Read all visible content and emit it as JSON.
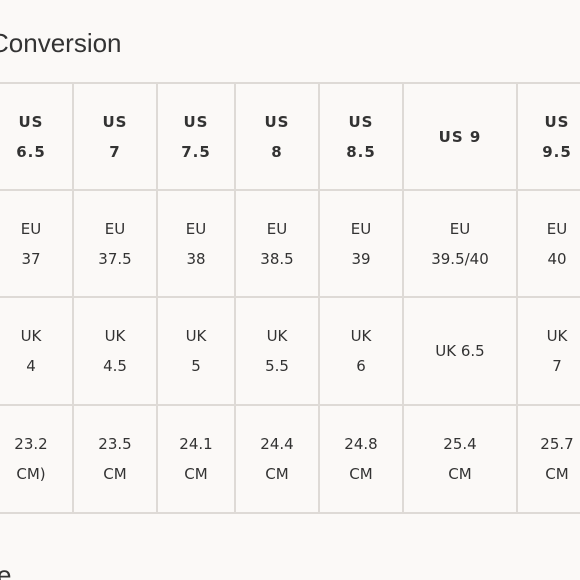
{
  "title": "Conversion",
  "bottom_fragment": "e",
  "rows": [
    [
      {
        "l1": "US",
        "l2": "6.5"
      },
      {
        "l1": "US",
        "l2": "7"
      },
      {
        "l1": "US",
        "l2": "7.5"
      },
      {
        "l1": "US",
        "l2": "8"
      },
      {
        "l1": "US",
        "l2": "8.5"
      },
      {
        "l1": "US 9",
        "l2": ""
      },
      {
        "l1": "US",
        "l2": "9.5"
      }
    ],
    [
      {
        "l1": "EU",
        "l2": "37"
      },
      {
        "l1": "EU",
        "l2": "37.5"
      },
      {
        "l1": "EU",
        "l2": "38"
      },
      {
        "l1": "EU",
        "l2": "38.5"
      },
      {
        "l1": "EU",
        "l2": "39"
      },
      {
        "l1": "EU",
        "l2": "39.5/40"
      },
      {
        "l1": "EU",
        "l2": "40"
      }
    ],
    [
      {
        "l1": "UK",
        "l2": "4"
      },
      {
        "l1": "UK",
        "l2": "4.5"
      },
      {
        "l1": "UK",
        "l2": "5"
      },
      {
        "l1": "UK",
        "l2": "5.5"
      },
      {
        "l1": "UK",
        "l2": "6"
      },
      {
        "l1": "UK 6.5",
        "l2": ""
      },
      {
        "l1": "UK",
        "l2": "7"
      }
    ],
    [
      {
        "l1": "23.2",
        "l2": "CM)"
      },
      {
        "l1": "23.5",
        "l2": "CM"
      },
      {
        "l1": "24.1",
        "l2": "CM"
      },
      {
        "l1": "24.4",
        "l2": "CM"
      },
      {
        "l1": "24.8",
        "l2": "CM"
      },
      {
        "l1": "25.4",
        "l2": "CM"
      },
      {
        "l1": "25.7",
        "l2": "CM"
      }
    ]
  ]
}
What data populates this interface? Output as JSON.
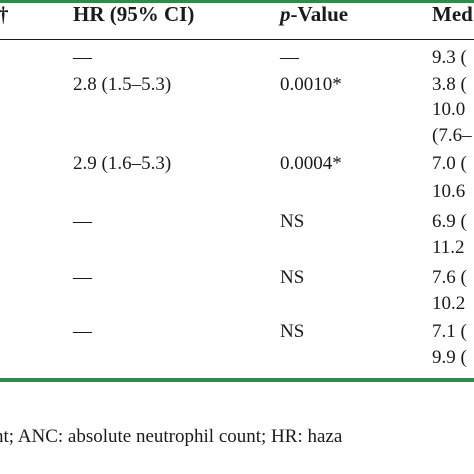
{
  "table": {
    "headers": {
      "dagger": "†",
      "hr": "HR (95% CI)",
      "p_value_italic": "p",
      "p_value_rest": "-Value",
      "median": "Med"
    },
    "hr_col": [
      "—",
      "2.8 (1.5–5.3)",
      "2.9 (1.6–5.3)",
      "—",
      "—",
      "—"
    ],
    "p_col": [
      "—",
      "0.0010*",
      "0.0004*",
      "NS",
      "NS",
      "NS"
    ],
    "median_col": [
      "9.3 (",
      "3.8 (",
      "10.0",
      "(7.6–",
      "7.0 (",
      "10.6",
      "6.9 (",
      "11.2",
      "7.6 (",
      "10.2",
      "7.1 (",
      "9.9 ("
    ]
  },
  "footnote": "nt; ANC: absolute neutrophil count; HR: haza"
}
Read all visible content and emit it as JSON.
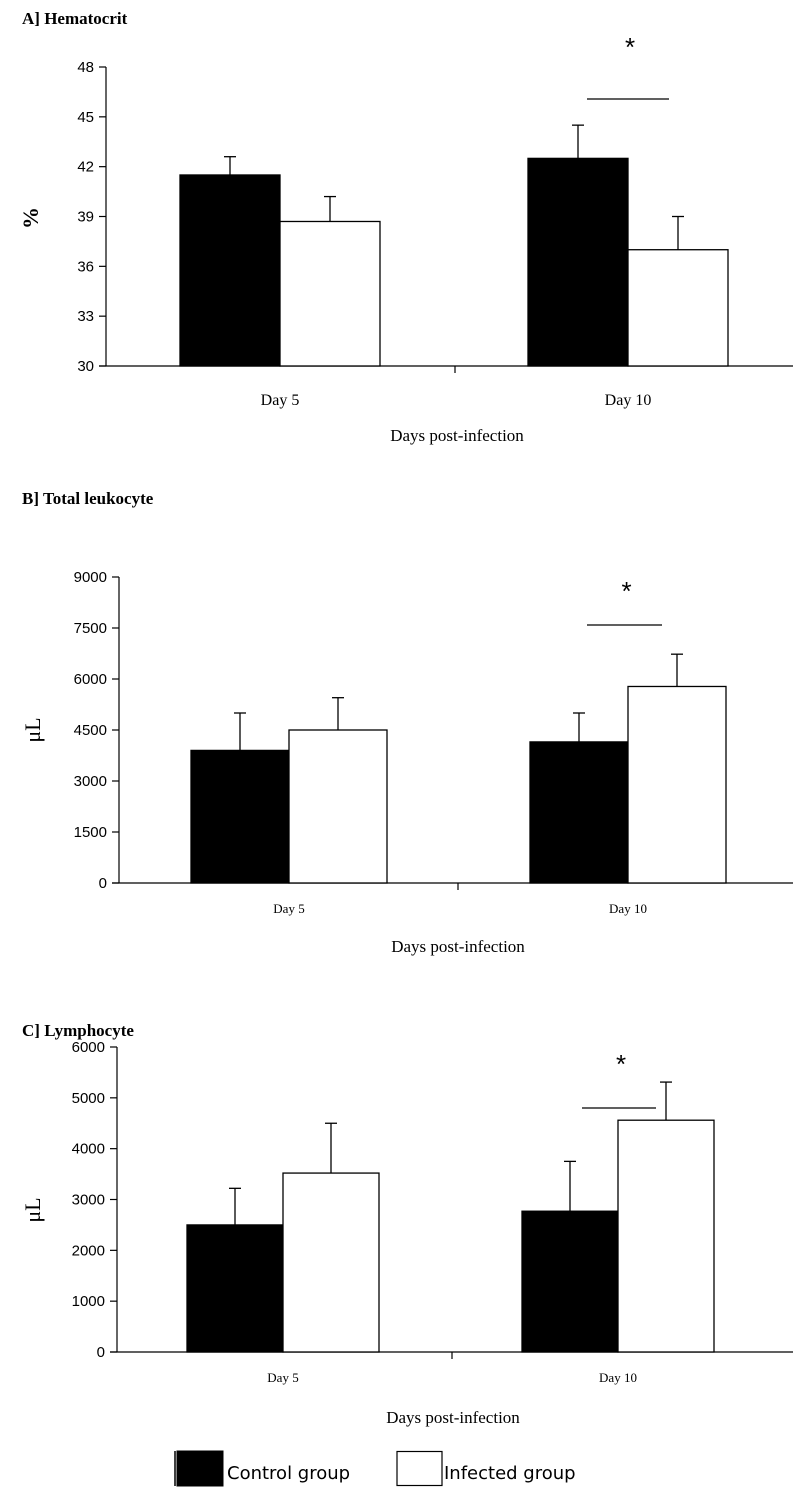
{
  "legend": {
    "items": [
      {
        "label": "Control group",
        "color": "#000000"
      },
      {
        "label": "Infected group",
        "color": "#ffffff"
      }
    ]
  },
  "chart_data": [
    {
      "type": "bar",
      "title": "A] Hematocrit",
      "xlabel": "Days post-infection",
      "ylabel": "%",
      "categories": [
        "Day 5",
        "Day 10"
      ],
      "ylim": [
        30,
        48
      ],
      "yticks": [
        30,
        33,
        36,
        39,
        42,
        45,
        48
      ],
      "series": [
        {
          "name": "Control group",
          "color": "#000000",
          "values": [
            41.5,
            42.5
          ],
          "errors": [
            1.1,
            2.0
          ]
        },
        {
          "name": "Infected group",
          "color": "#ffffff",
          "values": [
            38.7,
            37.0
          ],
          "errors": [
            1.5,
            2.0
          ]
        }
      ],
      "significance": [
        {
          "category": "Day 10",
          "label": "*"
        }
      ]
    },
    {
      "type": "bar",
      "title": "B] Total leukocyte",
      "xlabel": "Days post-infection",
      "ylabel": "μL",
      "categories": [
        "Day 5",
        "Day 10"
      ],
      "ylim": [
        0,
        9000
      ],
      "yticks": [
        0,
        1500,
        3000,
        4500,
        6000,
        7500,
        9000
      ],
      "series": [
        {
          "name": "Control group",
          "color": "#000000",
          "values": [
            3900,
            4150
          ],
          "errors": [
            1100,
            850
          ]
        },
        {
          "name": "Infected group",
          "color": "#ffffff",
          "values": [
            4500,
            5780
          ],
          "errors": [
            950,
            950
          ]
        }
      ],
      "significance": [
        {
          "category": "Day 10",
          "label": "*"
        }
      ]
    },
    {
      "type": "bar",
      "title": "C] Lymphocyte",
      "xlabel": "Days post-infection",
      "ylabel": "μL",
      "categories": [
        "Day 5",
        "Day 10"
      ],
      "ylim": [
        0,
        6000
      ],
      "yticks": [
        0,
        1000,
        2000,
        3000,
        4000,
        5000,
        6000
      ],
      "series": [
        {
          "name": "Control group",
          "color": "#000000",
          "values": [
            2500,
            2770
          ],
          "errors": [
            720,
            980
          ]
        },
        {
          "name": "Infected group",
          "color": "#ffffff",
          "values": [
            3520,
            4560
          ],
          "errors": [
            980,
            750
          ]
        }
      ],
      "significance": [
        {
          "category": "Day 10",
          "label": "*"
        }
      ]
    }
  ]
}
------------------------
SHORT PROBLEM — All preceding records should be duplicated verbatim, images excepted.

CORRECT RESULT —
Read all visible content and emit it as JSON.
{
  "title": "Conversion",
  "bottom_fragment": "e",
  "rows": [
    [
      {
        "l1": "US",
        "l2": "6.5"
      },
      {
        "l1": "US",
        "l2": "7"
      },
      {
        "l1": "US",
        "l2": "7.5"
      },
      {
        "l1": "US",
        "l2": "8"
      },
      {
        "l1": "US",
        "l2": "8.5"
      },
      {
        "l1": "US 9",
        "l2": ""
      },
      {
        "l1": "US",
        "l2": "9.5"
      }
    ],
    [
      {
        "l1": "EU",
        "l2": "37"
      },
      {
        "l1": "EU",
        "l2": "37.5"
      },
      {
        "l1": "EU",
        "l2": "38"
      },
      {
        "l1": "EU",
        "l2": "38.5"
      },
      {
        "l1": "EU",
        "l2": "39"
      },
      {
        "l1": "EU",
        "l2": "39.5/40"
      },
      {
        "l1": "EU",
        "l2": "40"
      }
    ],
    [
      {
        "l1": "UK",
        "l2": "4"
      },
      {
        "l1": "UK",
        "l2": "4.5"
      },
      {
        "l1": "UK",
        "l2": "5"
      },
      {
        "l1": "UK",
        "l2": "5.5"
      },
      {
        "l1": "UK",
        "l2": "6"
      },
      {
        "l1": "UK 6.5",
        "l2": ""
      },
      {
        "l1": "UK",
        "l2": "7"
      }
    ],
    [
      {
        "l1": "23.2",
        "l2": "CM)"
      },
      {
        "l1": "23.5",
        "l2": "CM"
      },
      {
        "l1": "24.1",
        "l2": "CM"
      },
      {
        "l1": "24.4",
        "l2": "CM"
      },
      {
        "l1": "24.8",
        "l2": "CM"
      },
      {
        "l1": "25.4",
        "l2": "CM"
      },
      {
        "l1": "25.7",
        "l2": "CM"
      }
    ]
  ]
}
What data populates this interface? Output as JSON.
{
  "table": {
    "headers": {
      "dagger": "†",
      "hr": "HR (95% CI)",
      "p_value_italic": "p",
      "p_value_rest": "-Value",
      "median": "Med"
    },
    "hr_col": [
      "—",
      "2.8 (1.5–5.3)",
      "2.9 (1.6–5.3)",
      "—",
      "—",
      "—"
    ],
    "p_col": [
      "—",
      "0.0010*",
      "0.0004*",
      "NS",
      "NS",
      "NS"
    ],
    "median_col": [
      "9.3 (",
      "3.8 (",
      "10.0",
      "(7.6–",
      "7.0 (",
      "10.6",
      "6.9 (",
      "11.2",
      "7.6 (",
      "10.2",
      "7.1 (",
      "9.9 ("
    ]
  },
  "footnote": "nt; ANC: absolute neutrophil count; HR: haza"
}
Read all visible content and emit it as JSON.
{
  "legend": {
    "items": [
      {
        "label": "Control group",
        "color": "#000000"
      },
      {
        "label": "Infected group",
        "color": "#ffffff"
      }
    ]
  },
  "chart_data": [
    {
      "type": "bar",
      "title": "A] Hematocrit",
      "xlabel": "Days post-infection",
      "ylabel": "%",
      "categories": [
        "Day 5",
        "Day 10"
      ],
      "ylim": [
        30,
        48
      ],
      "yticks": [
        30,
        33,
        36,
        39,
        42,
        45,
        48
      ],
      "series": [
        {
          "name": "Control group",
          "color": "#000000",
          "values": [
            41.5,
            42.5
          ],
          "errors": [
            1.1,
            2.0
          ]
        },
        {
          "name": "Infected group",
          "color": "#ffffff",
          "values": [
            38.7,
            37.0
          ],
          "errors": [
            1.5,
            2.0
          ]
        }
      ],
      "significance": [
        {
          "category": "Day 10",
          "label": "*"
        }
      ]
    },
    {
      "type": "bar",
      "title": "B] Total leukocyte",
      "xlabel": "Days post-infection",
      "ylabel": "μL",
      "categories": [
        "Day 5",
        "Day 10"
      ],
      "ylim": [
        0,
        9000
      ],
      "yticks": [
        0,
        1500,
        3000,
        4500,
        6000,
        7500,
        9000
      ],
      "series": [
        {
          "name": "Control group",
          "color": "#000000",
          "values": [
            3900,
            4150
          ],
          "errors": [
            1100,
            850
          ]
        },
        {
          "name": "Infected group",
          "color": "#ffffff",
          "values": [
            4500,
            5780
          ],
          "errors": [
            950,
            950
          ]
        }
      ],
      "significance": [
        {
          "category": "Day 10",
          "label": "*"
        }
      ]
    },
    {
      "type": "bar",
      "title": "C] Lymphocyte",
      "xlabel": "Days post-infection",
      "ylabel": "μL",
      "categories": [
        "Day 5",
        "Day 10"
      ],
      "ylim": [
        0,
        6000
      ],
      "yticks": [
        0,
        1000,
        2000,
        3000,
        4000,
        5000,
        6000
      ],
      "series": [
        {
          "name": "Control group",
          "color": "#000000",
          "values": [
            2500,
            2770
          ],
          "errors": [
            720,
            980
          ]
        },
        {
          "name": "Infected group",
          "color": "#ffffff",
          "values": [
            3520,
            4560
          ],
          "errors": [
            980,
            750
          ]
        }
      ],
      "significance": [
        {
          "category": "Day 10",
          "label": "*"
        }
      ]
    }
  ]
}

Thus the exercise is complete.